**EXERCISE DESCRIPTION:** Where a line holds "long", copy it.

— begin INFORMATION SHOWN —

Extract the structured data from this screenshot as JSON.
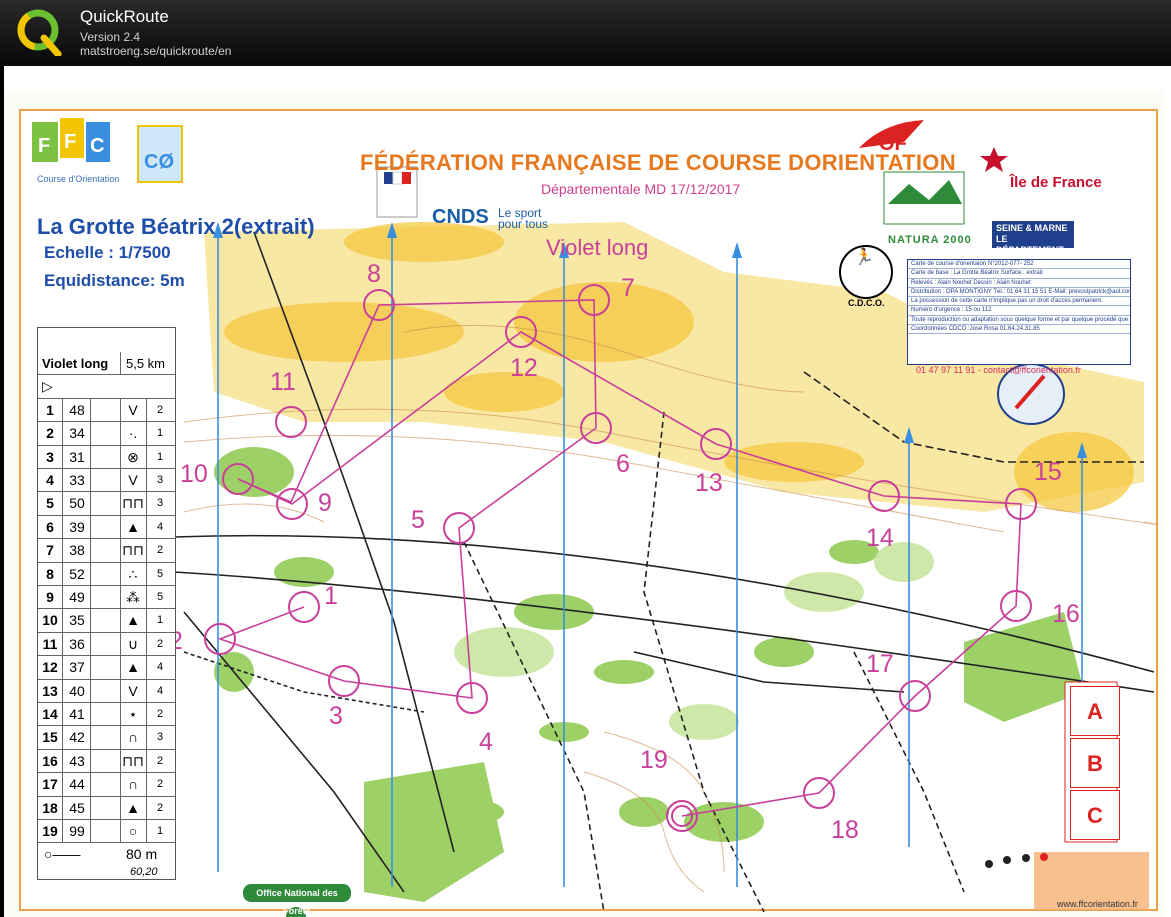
{
  "app": {
    "name": "QuickRoute",
    "version": "Version 2.4",
    "url": "matstroeng.se/quickroute/en"
  },
  "map": {
    "header_title": "FÉDÉRATION FRANÇAISE DE COURSE DORIENTATION",
    "header_subtitle": "Départementale MD 17/12/2017",
    "course_title": "La Grotte Béatrix 2(extrait)",
    "scale": "Echelle : 1/7500",
    "equidistance": "Equidistance: 5m",
    "class_name": "Violet long",
    "logos": {
      "ffco_sub": "Course d'Orientation",
      "cnds": "CNDS",
      "cnds_tagline_1": "Le sport",
      "cnds_tagline_2": "pour tous",
      "ile_de_france": "Île de France",
      "natura": "NATURA 2000",
      "seine_marne_1": "SEINE & MARNE",
      "seine_marne_2": "LE DÉPARTEMENT",
      "cdco": "C.D.C.O.",
      "onf": "Office National des Forêts",
      "ffco_url": "www.ffcorientation.fr"
    },
    "info_box": [
      "Carte de course d'orientaion N°2012-077- 252",
      "Carte de base : La Grotte Béatrix          Surface : extrait",
      "Relevés : Alain Nouhet          Dessin : Alain Nouhet",
      "Distribution : OPA MONTIGNY  Tél.: 01 64 31 15 51  E-Mail: prevostpatrick@aol.com",
      "La possession de cette carte n'implique pas un droit d'accès permanent.",
      "Numéro d'urgence : 15 ou 112",
      "Toute reproduction ou adaptation sous quelque forme et par quelque procédé que ce soit, même partielle, est interdite.",
      "Coordonnées CDCO :José Rosa          01.64.24.31.85"
    ],
    "contact": "01 47 97 11 91 - contact@ffcorientation.fr",
    "abc_boxes": [
      "A",
      "B",
      "C"
    ],
    "controls": [
      "1",
      "2",
      "3",
      "4",
      "5",
      "6",
      "7",
      "8",
      "9",
      "10",
      "11",
      "12",
      "13",
      "14",
      "15",
      "16",
      "17",
      "18",
      "19"
    ]
  },
  "description_sheet": {
    "class": "Violet long",
    "distance": "5,5 km",
    "rows": [
      {
        "n": "1",
        "code": "48",
        "sym": "V",
        "last": "2"
      },
      {
        "n": "2",
        "code": "34",
        "sym": "·.",
        "last": "1"
      },
      {
        "n": "3",
        "code": "31",
        "sym": "⊗",
        "last": "1"
      },
      {
        "n": "4",
        "code": "33",
        "sym": "V",
        "last": "3"
      },
      {
        "n": "5",
        "code": "50",
        "sym": "⊓⊓",
        "last": "3"
      },
      {
        "n": "6",
        "code": "39",
        "sym": "▲",
        "last": "4"
      },
      {
        "n": "7",
        "code": "38",
        "sym": "⊓⊓",
        "last": "2"
      },
      {
        "n": "8",
        "code": "52",
        "sym": "∴",
        "last": "5"
      },
      {
        "n": "9",
        "code": "49",
        "sym": "⁂",
        "last": "5"
      },
      {
        "n": "10",
        "code": "35",
        "sym": "▲",
        "last": "1"
      },
      {
        "n": "11",
        "code": "36",
        "sym": "∪",
        "last": "2"
      },
      {
        "n": "12",
        "code": "37",
        "sym": "▲",
        "last": "4"
      },
      {
        "n": "13",
        "code": "40",
        "sym": "V",
        "last": "4"
      },
      {
        "n": "14",
        "code": "41",
        "sym": "⋆",
        "last": "2"
      },
      {
        "n": "15",
        "code": "42",
        "sym": "∩",
        "last": "3"
      },
      {
        "n": "16",
        "code": "43",
        "sym": "⊓⊓",
        "last": "2"
      },
      {
        "n": "17",
        "code": "44",
        "sym": "∩",
        "last": "2"
      },
      {
        "n": "18",
        "code": "45",
        "sym": "▲",
        "last": "2"
      },
      {
        "n": "19",
        "code": "99",
        "sym": "○",
        "last": "1"
      }
    ],
    "finish_distance": "80 m",
    "handwritten_note": "60,20"
  },
  "colors": {
    "control": "#c8409a",
    "ffco_orange": "#e6781e",
    "title_blue": "#1e4ea8",
    "vegetation_green": "#7dc242",
    "rough_yellow": "#f7d55a"
  }
}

— end INFORMATION SHOWN —

**ANSWER TO THIS EXERCISE:**
    "class_name": "Violet long",
    "class": "Violet long",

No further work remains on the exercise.